[Interface dataset entries]
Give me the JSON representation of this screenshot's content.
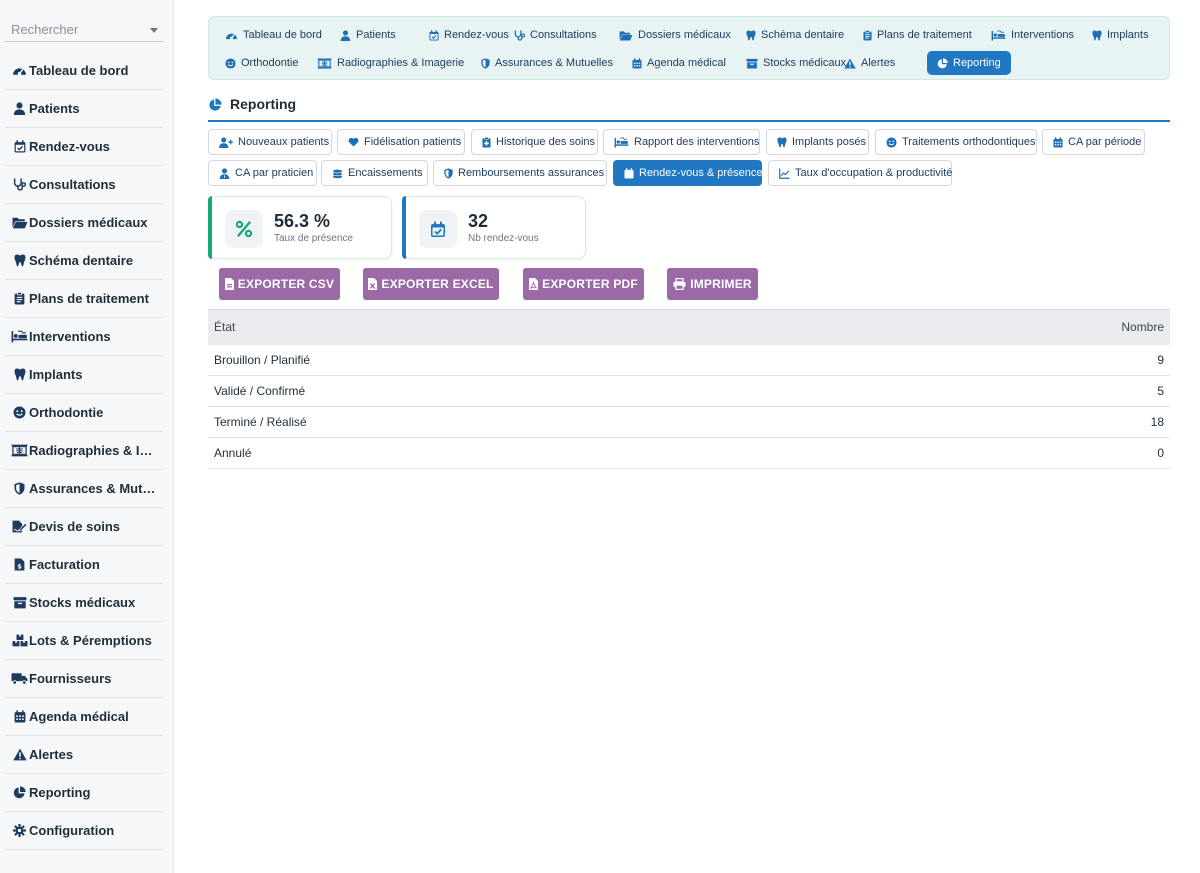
{
  "search": {
    "placeholder": "Rechercher"
  },
  "sidebar": {
    "items": [
      {
        "label": "Tableau de bord",
        "icon": "tachometer-icon"
      },
      {
        "label": "Patients",
        "icon": "user-icon"
      },
      {
        "label": "Rendez-vous",
        "icon": "calendar-check-icon"
      },
      {
        "label": "Consultations",
        "icon": "stethoscope-icon"
      },
      {
        "label": "Dossiers médicaux",
        "icon": "folder-open-icon"
      },
      {
        "label": "Schéma dentaire",
        "icon": "tooth-icon"
      },
      {
        "label": "Plans de traitement",
        "icon": "clipboard-icon"
      },
      {
        "label": "Interventions",
        "icon": "procedures-icon"
      },
      {
        "label": "Implants",
        "icon": "tooth-icon"
      },
      {
        "label": "Orthodontie",
        "icon": "smile-icon"
      },
      {
        "label": "Radiographies & Imagerie",
        "icon": "x-ray-icon"
      },
      {
        "label": "Assurances & Mutuelles",
        "icon": "shield-icon"
      },
      {
        "label": "Devis de soins",
        "icon": "file-signature-icon"
      },
      {
        "label": "Facturation",
        "icon": "invoice-icon"
      },
      {
        "label": "Stocks médicaux",
        "icon": "box-icon"
      },
      {
        "label": "Lots & Péremptions",
        "icon": "boxes-icon"
      },
      {
        "label": "Fournisseurs",
        "icon": "truck-icon"
      },
      {
        "label": "Agenda médical",
        "icon": "calendar-icon"
      },
      {
        "label": "Alertes",
        "icon": "warning-icon"
      },
      {
        "label": "Reporting",
        "icon": "pie-chart-icon"
      },
      {
        "label": "Configuration",
        "icon": "gear-icon"
      }
    ]
  },
  "modules": {
    "row1": [
      {
        "label": "Tableau de bord",
        "icon": "tachometer-icon"
      },
      {
        "label": "Patients",
        "icon": "user-icon"
      },
      {
        "label": "Rendez-vous",
        "icon": "calendar-check-icon"
      },
      {
        "label": "Consultations",
        "icon": "stethoscope-icon"
      },
      {
        "label": "Dossiers médicaux",
        "icon": "folder-open-icon"
      },
      {
        "label": "Schéma dentaire",
        "icon": "tooth-icon"
      },
      {
        "label": "Plans de traitement",
        "icon": "clipboard-icon"
      },
      {
        "label": "Interventions",
        "icon": "procedures-icon"
      },
      {
        "label": "Implants",
        "icon": "tooth-icon"
      }
    ],
    "row2": [
      {
        "label": "Orthodontie",
        "icon": "smile-icon"
      },
      {
        "label": "Radiographies & Imagerie",
        "icon": "x-ray-icon"
      },
      {
        "label": "Assurances & Mutuelles",
        "icon": "shield-icon"
      },
      {
        "label": "Agenda médical",
        "icon": "calendar-icon"
      },
      {
        "label": "Stocks médicaux",
        "icon": "box-icon"
      },
      {
        "label": "Alertes",
        "icon": "warning-icon"
      },
      {
        "label": "Reporting",
        "icon": "pie-chart-icon",
        "active": true
      }
    ]
  },
  "page": {
    "title": "Reporting"
  },
  "reports": {
    "row1": [
      {
        "label": "Nouveaux patients",
        "icon": "user-plus-icon"
      },
      {
        "label": "Fidélisation patients",
        "icon": "heart-icon"
      },
      {
        "label": "Historique des soins",
        "icon": "notes-medical-icon"
      },
      {
        "label": "Rapport des interventions",
        "icon": "procedures-icon"
      },
      {
        "label": "Implants posés",
        "icon": "tooth-icon"
      },
      {
        "label": "Traitements orthodontiques",
        "icon": "smile-icon"
      },
      {
        "label": "CA par période",
        "icon": "calendar-icon"
      }
    ],
    "row2": [
      {
        "label": "CA par praticien",
        "icon": "user-doctor-icon"
      },
      {
        "label": "Encaissements",
        "icon": "coins-icon"
      },
      {
        "label": "Remboursements assurances",
        "icon": "shield-icon"
      },
      {
        "label": "Rendez-vous & présence",
        "icon": "calendar-check-icon",
        "active": true
      },
      {
        "label": "Taux d'occupation & productivité",
        "icon": "chart-line-icon"
      }
    ]
  },
  "kpis": [
    {
      "value": "56.3 %",
      "label": "Taux de présence",
      "icon": "percent-icon",
      "accent": "#1aa77a"
    },
    {
      "value": "32",
      "label": "Nb rendez-vous",
      "icon": "calendar-check-icon",
      "accent": "#1f78c1"
    }
  ],
  "exports": {
    "csv": "EXPORTER CSV",
    "excel": "EXPORTER EXCEL",
    "pdf": "EXPORTER PDF",
    "print": "IMPRIMER"
  },
  "table": {
    "headers": {
      "state": "État",
      "count": "Nombre"
    },
    "rows": [
      {
        "state": "Brouillon / Planifié",
        "count": "9"
      },
      {
        "state": "Validé / Confirmé",
        "count": "5"
      },
      {
        "state": "Terminé / Réalisé",
        "count": "18"
      },
      {
        "state": "Annulé",
        "count": "0"
      }
    ]
  },
  "colors": {
    "primary": "#1f78c1",
    "export": "#9b6aa6",
    "navbg": "#e7f4f3",
    "success": "#1aa77a"
  }
}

### What you will do
Exactly as they appear above, write out all the entries, but not the images.

### Expected answer
Give me the JSON representation of this screenshot's content.
{
  "search": {
    "placeholder": "Rechercher"
  },
  "sidebar": {
    "items": [
      {
        "label": "Tableau de bord",
        "icon": "tachometer-icon"
      },
      {
        "label": "Patients",
        "icon": "user-icon"
      },
      {
        "label": "Rendez-vous",
        "icon": "calendar-check-icon"
      },
      {
        "label": "Consultations",
        "icon": "stethoscope-icon"
      },
      {
        "label": "Dossiers médicaux",
        "icon": "folder-open-icon"
      },
      {
        "label": "Schéma dentaire",
        "icon": "tooth-icon"
      },
      {
        "label": "Plans de traitement",
        "icon": "clipboard-icon"
      },
      {
        "label": "Interventions",
        "icon": "procedures-icon"
      },
      {
        "label": "Implants",
        "icon": "tooth-icon"
      },
      {
        "label": "Orthodontie",
        "icon": "smile-icon"
      },
      {
        "label": "Radiographies & Imagerie",
        "icon": "x-ray-icon"
      },
      {
        "label": "Assurances & Mutuelles",
        "icon": "shield-icon"
      },
      {
        "label": "Devis de soins",
        "icon": "file-signature-icon"
      },
      {
        "label": "Facturation",
        "icon": "invoice-icon"
      },
      {
        "label": "Stocks médicaux",
        "icon": "box-icon"
      },
      {
        "label": "Lots & Péremptions",
        "icon": "boxes-icon"
      },
      {
        "label": "Fournisseurs",
        "icon": "truck-icon"
      },
      {
        "label": "Agenda médical",
        "icon": "calendar-icon"
      },
      {
        "label": "Alertes",
        "icon": "warning-icon"
      },
      {
        "label": "Reporting",
        "icon": "pie-chart-icon"
      },
      {
        "label": "Configuration",
        "icon": "gear-icon"
      }
    ]
  },
  "modules": {
    "row1": [
      {
        "label": "Tableau de bord",
        "icon": "tachometer-icon"
      },
      {
        "label": "Patients",
        "icon": "user-icon"
      },
      {
        "label": "Rendez-vous",
        "icon": "calendar-check-icon"
      },
      {
        "label": "Consultations",
        "icon": "stethoscope-icon"
      },
      {
        "label": "Dossiers médicaux",
        "icon": "folder-open-icon"
      },
      {
        "label": "Schéma dentaire",
        "icon": "tooth-icon"
      },
      {
        "label": "Plans de traitement",
        "icon": "clipboard-icon"
      },
      {
        "label": "Interventions",
        "icon": "procedures-icon"
      },
      {
        "label": "Implants",
        "icon": "tooth-icon"
      }
    ],
    "row2": [
      {
        "label": "Orthodontie",
        "icon": "smile-icon"
      },
      {
        "label": "Radiographies & Imagerie",
        "icon": "x-ray-icon"
      },
      {
        "label": "Assurances & Mutuelles",
        "icon": "shield-icon"
      },
      {
        "label": "Agenda médical",
        "icon": "calendar-icon"
      },
      {
        "label": "Stocks médicaux",
        "icon": "box-icon"
      },
      {
        "label": "Alertes",
        "icon": "warning-icon"
      },
      {
        "label": "Reporting",
        "icon": "pie-chart-icon",
        "active": true
      }
    ]
  },
  "page": {
    "title": "Reporting"
  },
  "reports": {
    "row1": [
      {
        "label": "Nouveaux patients",
        "icon": "user-plus-icon"
      },
      {
        "label": "Fidélisation patients",
        "icon": "heart-icon"
      },
      {
        "label": "Historique des soins",
        "icon": "notes-medical-icon"
      },
      {
        "label": "Rapport des interventions",
        "icon": "procedures-icon"
      },
      {
        "label": "Implants posés",
        "icon": "tooth-icon"
      },
      {
        "label": "Traitements orthodontiques",
        "icon": "smile-icon"
      },
      {
        "label": "CA par période",
        "icon": "calendar-icon"
      }
    ],
    "row2": [
      {
        "label": "CA par praticien",
        "icon": "user-doctor-icon"
      },
      {
        "label": "Encaissements",
        "icon": "coins-icon"
      },
      {
        "label": "Remboursements assurances",
        "icon": "shield-icon"
      },
      {
        "label": "Rendez-vous & présence",
        "icon": "calendar-check-icon",
        "active": true
      },
      {
        "label": "Taux d'occupation & productivité",
        "icon": "chart-line-icon"
      }
    ]
  },
  "kpis": [
    {
      "value": "56.3 %",
      "label": "Taux de présence",
      "icon": "percent-icon",
      "accent": "#1aa77a"
    },
    {
      "value": "32",
      "label": "Nb rendez-vous",
      "icon": "calendar-check-icon",
      "accent": "#1f78c1"
    }
  ],
  "exports": {
    "csv": "EXPORTER CSV",
    "excel": "EXPORTER EXCEL",
    "pdf": "EXPORTER PDF",
    "print": "IMPRIMER"
  },
  "table": {
    "headers": {
      "state": "État",
      "count": "Nombre"
    },
    "rows": [
      {
        "state": "Brouillon / Planifié",
        "count": "9"
      },
      {
        "state": "Validé / Confirmé",
        "count": "5"
      },
      {
        "state": "Terminé / Réalisé",
        "count": "18"
      },
      {
        "state": "Annulé",
        "count": "0"
      }
    ]
  },
  "colors": {
    "primary": "#1f78c1",
    "export": "#9b6aa6",
    "navbg": "#e7f4f3",
    "success": "#1aa77a"
  }
}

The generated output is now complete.